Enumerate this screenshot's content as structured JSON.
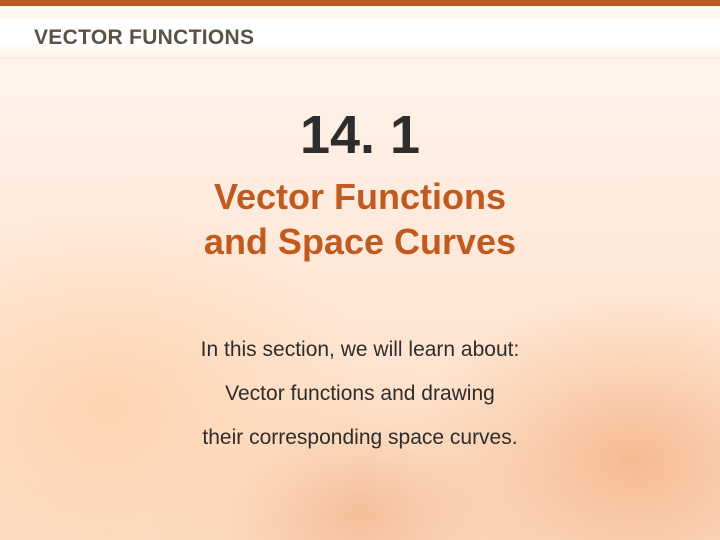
{
  "colors": {
    "header_text": "#5b5245",
    "accent": "#c05a1e",
    "body_text": "#2d2d2d",
    "top_bar": "#b85a24"
  },
  "header": {
    "chapter_title": "VECTOR FUNCTIONS"
  },
  "main": {
    "section_number": "14. 1",
    "section_title_line1": "Vector Functions",
    "section_title_line2": "and Space Curves",
    "intro_line1": "In this section, we will learn about:",
    "intro_line2": "Vector functions and drawing",
    "intro_line3": "their corresponding space curves."
  }
}
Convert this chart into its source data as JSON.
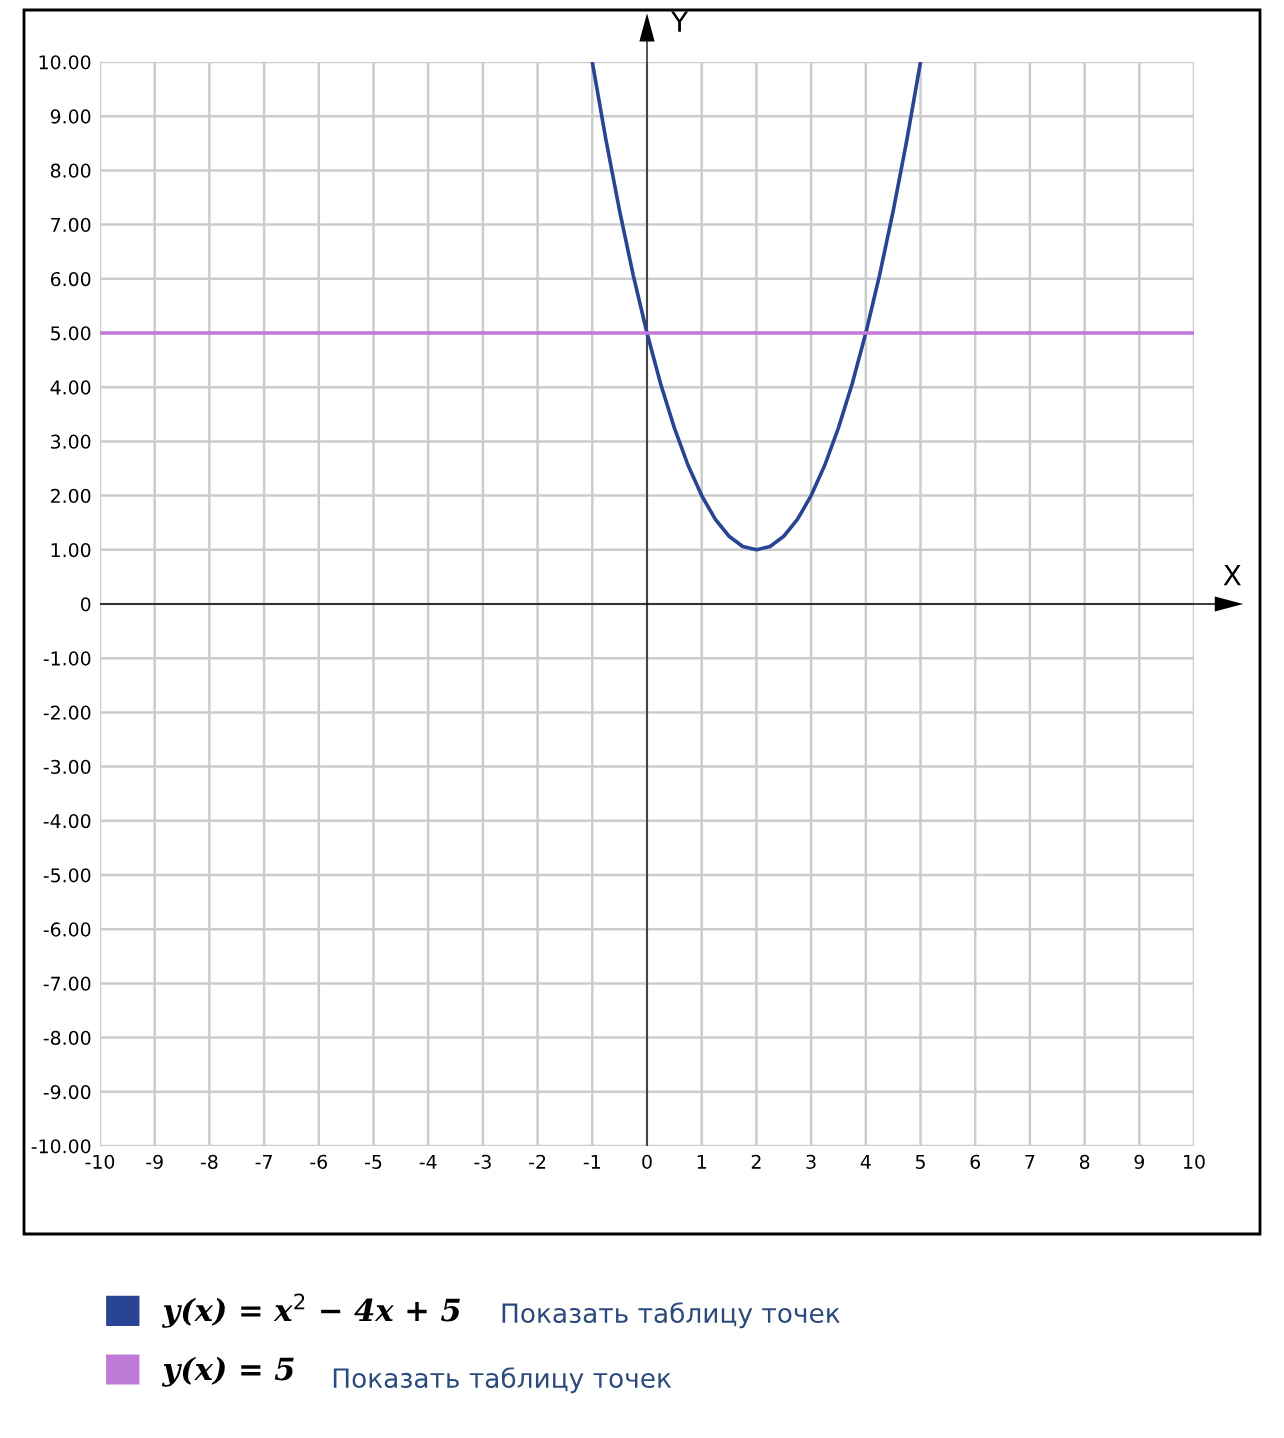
{
  "chart_data": {
    "type": "line",
    "xlabel": "X",
    "ylabel": "Y",
    "xlim": [
      -10,
      10
    ],
    "ylim": [
      -10,
      10
    ],
    "xticks": [
      -10,
      -9,
      -8,
      -7,
      -6,
      -5,
      -4,
      -3,
      -2,
      -1,
      0,
      1,
      2,
      3,
      4,
      5,
      6,
      7,
      8,
      9,
      10
    ],
    "yticks": [
      {
        "value": 10,
        "label": "10.00"
      },
      {
        "value": 9,
        "label": "9.00"
      },
      {
        "value": 8,
        "label": "8.00"
      },
      {
        "value": 7,
        "label": "7.00"
      },
      {
        "value": 6,
        "label": "6.00"
      },
      {
        "value": 5,
        "label": "5.00"
      },
      {
        "value": 4,
        "label": "4.00"
      },
      {
        "value": 3,
        "label": "3.00"
      },
      {
        "value": 2,
        "label": "2.00"
      },
      {
        "value": 1,
        "label": "1.00"
      },
      0,
      {
        "value": -1,
        "label": "-1.00"
      },
      {
        "value": -2,
        "label": "-2.00"
      },
      {
        "value": -3,
        "label": "-3.00"
      },
      {
        "value": -4,
        "label": "-4.00"
      },
      {
        "value": -5,
        "label": "-5.00"
      },
      {
        "value": -6,
        "label": "-6.00"
      },
      {
        "value": -7,
        "label": "-7.00"
      },
      {
        "value": -8,
        "label": "-8.00"
      },
      {
        "value": -9,
        "label": "-9.00"
      },
      {
        "value": -10,
        "label": "-10.00"
      }
    ],
    "grid": true,
    "legend": "bottom left",
    "marker": "none",
    "line_style": "solid",
    "series": [
      {
        "name": "y(x) = x$^{2}$ − 4x + 5",
        "color": "#2a4494",
        "x": [
          -1,
          -0.75,
          -0.5,
          -0.25,
          0,
          0.25,
          0.5,
          0.75,
          1,
          1.25,
          1.5,
          1.75,
          2,
          2.25,
          2.5,
          2.75,
          3,
          3.25,
          3.5,
          3.75,
          4,
          4.25,
          4.5,
          4.75,
          5
        ],
        "values": [
          10,
          8.56,
          7.25,
          6.06,
          5,
          4.06,
          3.25,
          2.56,
          2,
          1.56,
          1.25,
          1.06,
          1,
          1.06,
          1.25,
          1.56,
          2,
          2.56,
          3.25,
          4.06,
          5,
          6.06,
          7.25,
          8.56,
          10
        ]
      },
      {
        "name": "y(x) = 5",
        "color": "#c07ad8",
        "x": [
          -10,
          10
        ],
        "values": [
          5,
          5
        ]
      }
    ],
    "annotations": [
      "Показать таблицу точек",
      "Показать таблицу точек"
    ]
  }
}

☆ ☆ ☆

▸ EXERCISE
Lines that include the word "Показать" are to be extracted from the data above.

▸ EXERCISE OUTPUT
      "Показать таблицу точек",
      "Показать таблицу точек"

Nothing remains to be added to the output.